=== EXCERPTED PASSAGE ===
----

BACKGROUND OF THE INVENTION
1. Field of the Invention
The present invention relates to a method and apparatus for handling and drying sheets which contain wet ink jet images. More specifically, the invention relates to an apparatus for passively drying printed sheets and sequentially stacking the dried printed sheets.
2. Description of the Related Art
Ink jet printing demands that excess moisture (generally water) on the surface of printed sheets be removed within a set time period and before the sheets are stacked. If the sheets are stacked before the images are dry, image smearing and offset occur.
Devices that actively remove moisture, specifically water, from the sheet surface are referred to as dryers. A commonly used dryer is a hot air convective mass transfer drying system. While dryers are effective in rapidly removing the excess moisture from the sheets, dryers greatly increase printer power requirements and size. If dryers were used in small printers, the size and cost of these printers would greatly increase. Also, most small printers do not have the power capacity to accommodate an active dyer.
U.S. Pat. No. 4,970,528 to Beaufort et al. discloses an ink jet printing apparatus having a uniform heat flux dryer system which uses an infrared bulb and reflectors to transmit heat to the printed paper during the ink drying process. The freshly printed sheet is dried as it is fed from the printing apparatus along a 180° arc which surrounds the infrared bulb and reflectors.
U.S. Pat. No. 4,982,207 to Tunmore et al. discloses an ink jet printer having a rotary platen with a heater contained therein. The platen is made of a heat conducting material to transmit the heat from the heater unit enclosed therein to the outer surface of the platen to dry the printed sheet before it is fed to a stacking unit.
U.S. Pat. No. 2,306,607 to Horton discloses a web drying device for sheets printed by an intaglio printing apparatus. The web drying device feeds the web along a series of rollers while exposing the web to heat blown onto the web by an exhaust fan.
The prior art references all teach the use of some type of active heating element to dry the freshly printed sheets. As discussed above, these active dryers demand increased printer power capacity and also increase the size and cost of the printing apparatus which is unacceptable for a small, relatively inexpensive printer. Thus, these small printers must rely on passive drying systems to dry the wet sheets to maintain their low cost. However, most passive drying systems require large areas to avoid wet sheets from contacting any surface which will cause smearing and therefore, greatly increase the size of the printer.
None of these references provides a passive dryer for small printers which dries ink jet printed sheets while the sheets are fed from the printing apparatus to a stacking tray.
OBJECTS AND SUMMARY OF THE INVENTION
It is an object of the present invention to provide a passive drying system for an ink jet printer to efficiently dry sheets having wet printed images without increasing the size and cost of the printer.
It is also an object of the present invention to provide an apparatus for transporting wet sheets which allows passive drying of the wet sheets without requiring an increased printer power capacity.
It is another object of the present invention to provide a wet sheet handling and drying device which varies the transporting time of the wet sheets to ensure that the images contained thereon are dried before stacking the sheets.
The present invention is usable with small ink jet printers with relatively small power capacity. The sheet drying and transporting apparatus of the present invention does not significantly increase the overall size of the printer as only the height of the printer is increased by a very small amount. No active dryer is required by the wet sheet handling and drying apparatus of the present invention. The power required to drive the wet sheet handling and drying apparatus of the present invention is well within the power capacity of a conventional small ink jet printer.

----

(Collected data entries)
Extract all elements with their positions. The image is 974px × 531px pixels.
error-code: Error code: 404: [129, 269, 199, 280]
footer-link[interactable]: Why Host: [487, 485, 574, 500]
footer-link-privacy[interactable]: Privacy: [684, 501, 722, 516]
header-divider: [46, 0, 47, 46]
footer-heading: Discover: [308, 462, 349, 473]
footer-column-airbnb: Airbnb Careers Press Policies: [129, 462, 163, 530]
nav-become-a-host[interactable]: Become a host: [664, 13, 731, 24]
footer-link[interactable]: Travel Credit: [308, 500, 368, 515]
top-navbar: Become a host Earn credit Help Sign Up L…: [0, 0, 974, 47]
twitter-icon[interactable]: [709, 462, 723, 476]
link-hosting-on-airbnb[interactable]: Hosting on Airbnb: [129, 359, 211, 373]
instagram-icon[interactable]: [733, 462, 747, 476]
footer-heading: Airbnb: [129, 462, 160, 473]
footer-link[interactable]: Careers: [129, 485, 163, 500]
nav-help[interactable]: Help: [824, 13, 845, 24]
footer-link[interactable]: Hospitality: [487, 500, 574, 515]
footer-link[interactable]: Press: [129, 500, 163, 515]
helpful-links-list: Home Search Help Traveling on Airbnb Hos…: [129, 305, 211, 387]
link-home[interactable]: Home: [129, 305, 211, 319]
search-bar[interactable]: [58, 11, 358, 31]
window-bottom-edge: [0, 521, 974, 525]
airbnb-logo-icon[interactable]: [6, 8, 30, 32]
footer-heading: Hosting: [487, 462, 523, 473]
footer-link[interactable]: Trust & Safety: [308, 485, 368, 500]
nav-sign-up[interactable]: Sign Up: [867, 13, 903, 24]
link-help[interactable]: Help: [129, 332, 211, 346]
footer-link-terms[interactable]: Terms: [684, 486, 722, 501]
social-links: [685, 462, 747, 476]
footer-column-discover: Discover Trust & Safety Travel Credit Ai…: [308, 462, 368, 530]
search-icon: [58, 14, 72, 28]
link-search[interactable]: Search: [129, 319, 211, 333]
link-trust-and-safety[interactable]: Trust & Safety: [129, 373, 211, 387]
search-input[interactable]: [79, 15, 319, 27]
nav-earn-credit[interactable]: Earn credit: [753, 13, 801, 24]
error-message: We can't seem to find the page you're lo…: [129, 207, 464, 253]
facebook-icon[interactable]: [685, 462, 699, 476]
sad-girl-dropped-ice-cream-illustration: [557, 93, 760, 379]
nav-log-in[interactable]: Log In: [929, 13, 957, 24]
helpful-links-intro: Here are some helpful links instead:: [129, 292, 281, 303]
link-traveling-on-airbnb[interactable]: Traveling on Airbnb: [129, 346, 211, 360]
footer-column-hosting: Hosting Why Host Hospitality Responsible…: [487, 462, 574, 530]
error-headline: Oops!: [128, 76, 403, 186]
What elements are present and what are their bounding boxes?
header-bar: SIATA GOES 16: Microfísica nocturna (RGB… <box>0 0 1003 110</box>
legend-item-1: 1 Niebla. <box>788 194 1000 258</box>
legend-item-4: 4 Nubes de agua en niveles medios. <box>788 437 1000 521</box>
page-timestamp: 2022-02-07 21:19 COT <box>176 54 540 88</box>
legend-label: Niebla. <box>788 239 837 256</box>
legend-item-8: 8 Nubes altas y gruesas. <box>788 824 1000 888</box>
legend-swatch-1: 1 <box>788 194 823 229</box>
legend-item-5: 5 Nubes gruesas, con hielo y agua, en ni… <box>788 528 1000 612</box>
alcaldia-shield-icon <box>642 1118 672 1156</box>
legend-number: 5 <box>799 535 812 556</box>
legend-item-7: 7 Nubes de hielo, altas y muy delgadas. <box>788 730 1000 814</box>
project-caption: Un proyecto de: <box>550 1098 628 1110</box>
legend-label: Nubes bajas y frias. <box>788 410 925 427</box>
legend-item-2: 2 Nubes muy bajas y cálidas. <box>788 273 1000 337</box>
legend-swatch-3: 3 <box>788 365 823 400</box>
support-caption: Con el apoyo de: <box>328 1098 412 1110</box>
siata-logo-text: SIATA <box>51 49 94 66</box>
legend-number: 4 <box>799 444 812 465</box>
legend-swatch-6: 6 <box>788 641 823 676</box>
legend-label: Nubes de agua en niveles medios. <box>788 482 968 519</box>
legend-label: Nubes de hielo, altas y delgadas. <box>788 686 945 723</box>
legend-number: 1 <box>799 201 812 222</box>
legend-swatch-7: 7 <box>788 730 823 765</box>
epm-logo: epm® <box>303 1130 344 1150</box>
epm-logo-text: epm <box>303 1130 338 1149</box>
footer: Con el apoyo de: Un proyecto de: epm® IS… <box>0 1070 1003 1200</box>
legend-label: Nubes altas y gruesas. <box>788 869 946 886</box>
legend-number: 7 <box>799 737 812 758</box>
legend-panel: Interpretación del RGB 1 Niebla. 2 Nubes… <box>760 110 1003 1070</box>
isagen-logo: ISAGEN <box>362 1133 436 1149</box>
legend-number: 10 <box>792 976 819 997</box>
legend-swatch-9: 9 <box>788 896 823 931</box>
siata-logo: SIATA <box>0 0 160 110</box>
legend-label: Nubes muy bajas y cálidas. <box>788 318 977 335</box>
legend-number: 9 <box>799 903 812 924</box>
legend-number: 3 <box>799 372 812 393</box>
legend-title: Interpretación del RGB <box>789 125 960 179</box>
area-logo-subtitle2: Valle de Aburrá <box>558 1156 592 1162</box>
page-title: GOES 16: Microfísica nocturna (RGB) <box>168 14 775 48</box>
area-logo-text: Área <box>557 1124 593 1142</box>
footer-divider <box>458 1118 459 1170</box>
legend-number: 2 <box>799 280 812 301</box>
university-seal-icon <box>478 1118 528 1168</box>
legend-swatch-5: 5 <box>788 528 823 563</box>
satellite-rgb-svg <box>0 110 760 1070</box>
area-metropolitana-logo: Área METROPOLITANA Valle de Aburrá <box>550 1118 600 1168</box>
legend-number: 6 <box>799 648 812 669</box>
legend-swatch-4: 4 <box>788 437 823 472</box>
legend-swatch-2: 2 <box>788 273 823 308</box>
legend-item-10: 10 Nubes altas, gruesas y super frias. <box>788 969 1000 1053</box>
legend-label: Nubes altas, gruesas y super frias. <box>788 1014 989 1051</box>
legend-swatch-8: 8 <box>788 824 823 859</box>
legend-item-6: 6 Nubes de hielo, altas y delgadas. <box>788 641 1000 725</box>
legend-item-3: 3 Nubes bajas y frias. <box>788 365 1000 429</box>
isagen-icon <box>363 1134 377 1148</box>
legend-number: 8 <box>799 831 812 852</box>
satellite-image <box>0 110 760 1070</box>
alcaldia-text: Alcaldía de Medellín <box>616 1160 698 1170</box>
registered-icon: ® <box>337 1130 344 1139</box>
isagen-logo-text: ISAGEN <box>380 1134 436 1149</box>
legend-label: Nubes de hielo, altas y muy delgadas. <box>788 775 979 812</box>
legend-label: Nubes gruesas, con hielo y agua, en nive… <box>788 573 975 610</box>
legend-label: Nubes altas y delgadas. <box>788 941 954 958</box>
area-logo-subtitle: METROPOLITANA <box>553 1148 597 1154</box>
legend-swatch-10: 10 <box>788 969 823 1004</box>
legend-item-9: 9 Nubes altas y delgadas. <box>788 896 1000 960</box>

----

=== WHAT TO WORK ON ===
In the ink jet drying patent text, retype the passage starting with "None of these" and going on through "a stacking tray.".

=== IN RESPONSE ===
None of these references provides a passive dryer for small printers which dries ink jet printed sheets while the sheets are fed from the printing apparatus to a stacking tray.